--- Listing ---

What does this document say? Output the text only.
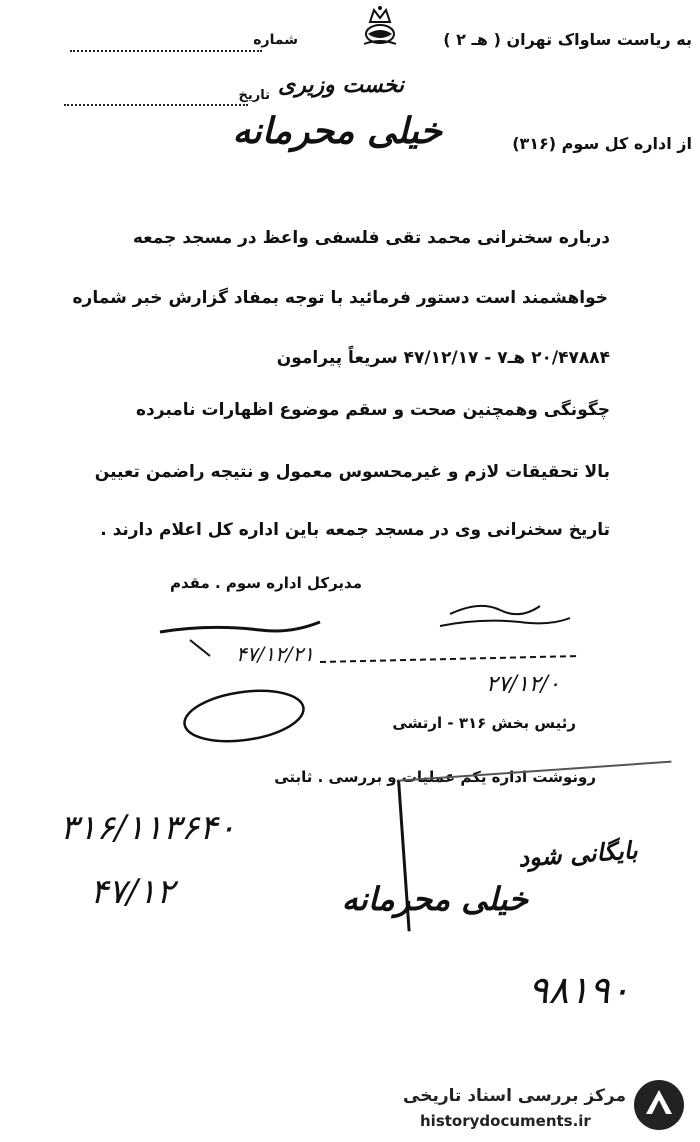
به ریاست ساواک تهران ( هـ ۲ )
شماره
تاریخ نخست وزیری
از اداره کل سوم (۳۱۶)
خیلی محرمانه
درباره سخنرانی محمد تقی فلسفی واعظ در مسجد جمعه
خواهشمند است دستور فرمائید با توجه بمفاد گزارش خبر شماره
۲۰/۴۷۸۸۴ هـ۷ - ۴۷/۱۲/۱۷ سریعاً پیرامون
چگونگی وهمچنین صحت و سقم موضوع اظهارات نامبرده
بالا تحقیقات لازم و غیرمحسوس معمول و نتیجه راضمن تعیین
تاریخ سخنرانی وی در مسجد جمعه باین اداره کل اعلام دارند .
مدیرکل اداره سوم . مقدم
۴۷/۱۲/۲۱
۲۷/۱۲/۰
رئیس بخش ۳۱۶ - ارتشی
رونوشت اداره یکم عملیات و بررسی . ثابتی
بایگانی شود
۳۱۶/۱۱۳۶۴۰
۴۷/۱۲	خیلی محرمانه
۹۸۱۹۰
مرکز بررسی اسناد تاریخی
historydocuments.ir
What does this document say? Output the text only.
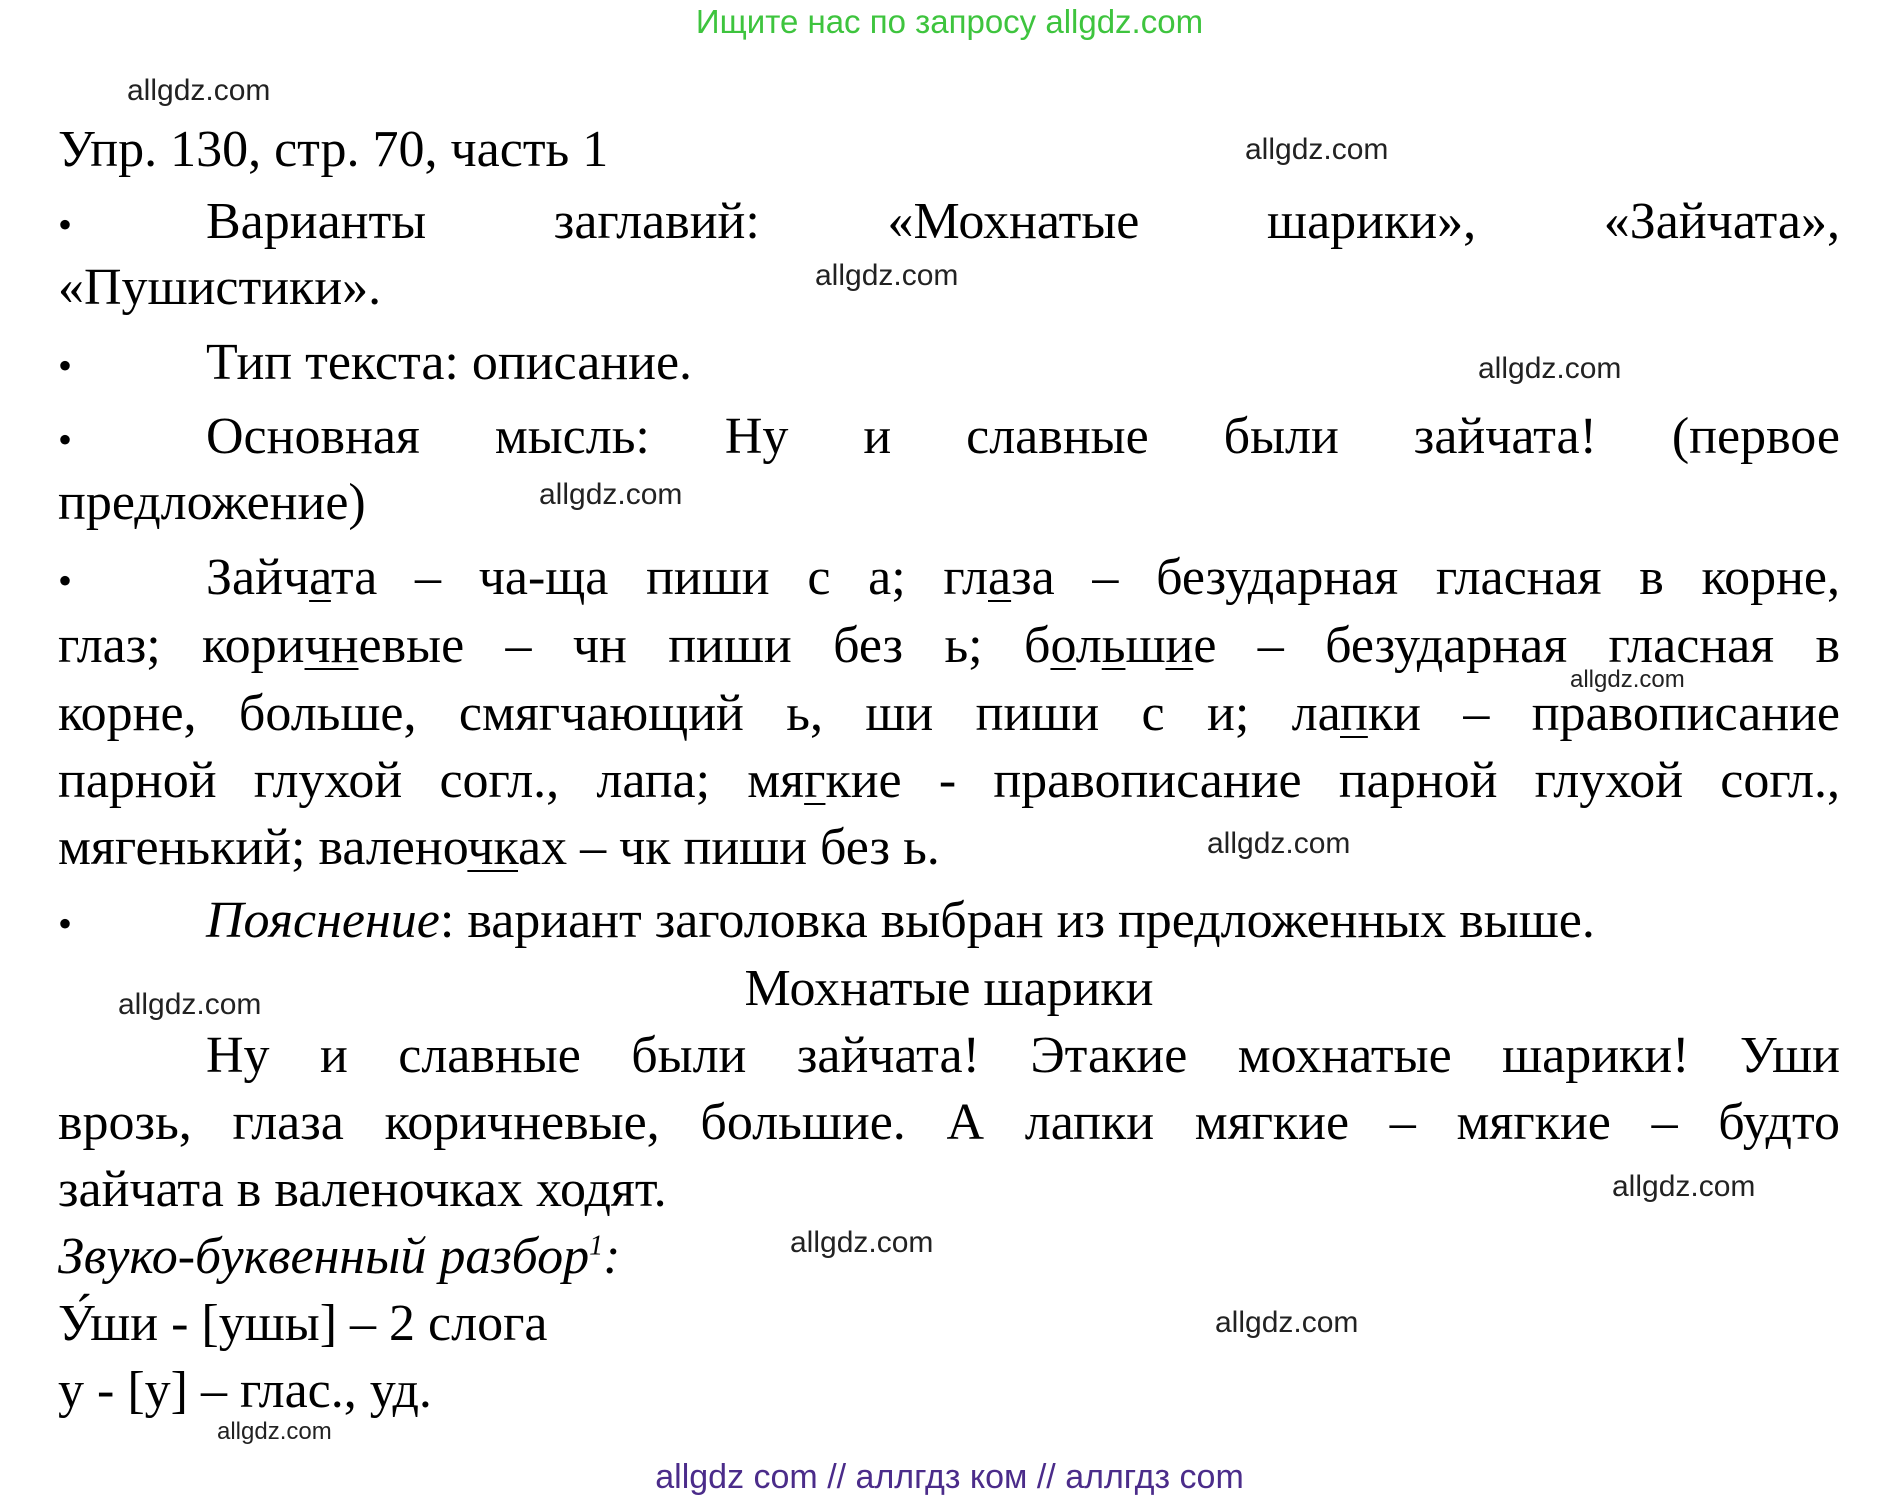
Ищите нас по запросу allgdz.com
Упр. 130, стр. 70, часть 1
•	Варианты заглавий: «Мохнатые шарики», «Зайчата»,
«Пушистики».
•	Тип текста: описание.
•	Основная мысль: Ну и славные были зайчата! (первое
предложение)
•	Зайчата – ча-ща пиши с а; глаза – безударная гласная в корне,
глаз; коричневые – чн пиши без ь; большие – безударная гласная в
корне, больше, смягчающий ь, ши пиши с и; лапки – правописание
парной глухой согл., лапа; мягкие - правописание парной глухой согл.,
мягенький; валеночках – чк пиши без ь.
•	Пояснение: вариант заголовка выбран из предложенных выше.
Мохнатые шарики
Ну и славные были зайчата! Этакие мохнатые шарики! Уши
врозь, глаза коричневые, большие. А лапки мягкие – мягкие – будто
зайчата в валеночках ходят.
Звуко-буквенный разбор$^1$:
У́ши - [ушы] – 2 слога
у - [у] – глас., уд.
allgdz.com
allgdz.com
allgdz.com
allgdz.com
allgdz.com
allgdz.com
allgdz.com
allgdz.com
allgdz.com
allgdz.com
allgdz.com
allgdz.com
allgdz com // аллгдз ком // аллгдз com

---

Written request =>
All of the material above is to be copied exactly, except for its images.

Expected answer =>
What does this document say? Output the text only.
به ریاست ساواک تهران ( هـ ۲ )
شماره
تاریخ نخست وزیری
از اداره کل سوم (۳۱۶)
خیلی محرمانه
درباره سخنرانی محمد تقی فلسفی واعظ در مسجد جمعه
خواهشمند است دستور فرمائید با توجه بمفاد گزارش خبر شماره
۲۰/۴۷۸۸۴ هـ۷ - ۴۷/۱۲/۱۷ سریعاً پیرامون
چگونگی وهمچنین صحت و سقم موضوع اظهارات نامبرده
بالا تحقیقات لازم و غیرمحسوس معمول و نتیجه راضمن تعیین
تاریخ سخنرانی وی در مسجد جمعه باین اداره کل اعلام دارند .
مدیرکل اداره سوم . مقدم
۴۷/۱۲/۲۱
۲۷/۱۲/۰
رئیس بخش ۳۱۶ - ارتشی
رونوشت اداره یکم عملیات و بررسی . ثابتی
بایگانی شود
۳۱۶/۱۱۳۶۴۰
۴۷/۱۲	خیلی محرمانه
۹۸۱۹۰
مرکز بررسی اسناد تاریخی
historydocuments.ir
What does this document say? Output the text only.
Ищите нас по запросу allgdz.com
Упр. 130, стр. 70, часть 1
•	Варианты заглавий: «Мохнатые шарики», «Зайчата»,
«Пушистики».
•	Тип текста: описание.
•	Основная мысль: Ну и славные были зайчата! (первое
предложение)
•	Зайчата – ча-ща пиши с а; глаза – безударная гласная в корне,
глаз; коричневые – чн пиши без ь; большие – безударная гласная в
корне, больше, смягчающий ь, ши пиши с и; лапки – правописание
парной глухой согл., лапа; мягкие - правописание парной глухой согл.,
мягенький; валеночках – чк пиши без ь.
•	Пояснение: вариант заголовка выбран из предложенных выше.
Мохнатые шарики
Ну и славные были зайчата! Этакие мохнатые шарики! Уши
врозь, глаза коричневые, большие. А лапки мягкие – мягкие – будто
зайчата в валеночках ходят.
Звуко-буквенный разбор$^1$:
У́ши - [ушы] – 2 слога
у - [у] – глас., уд.
allgdz.com
allgdz.com
allgdz.com
allgdz.com
allgdz.com
allgdz.com
allgdz.com
allgdz.com
allgdz.com
allgdz.com
allgdz.com
allgdz.com
allgdz com // аллгдз ком // аллгдз com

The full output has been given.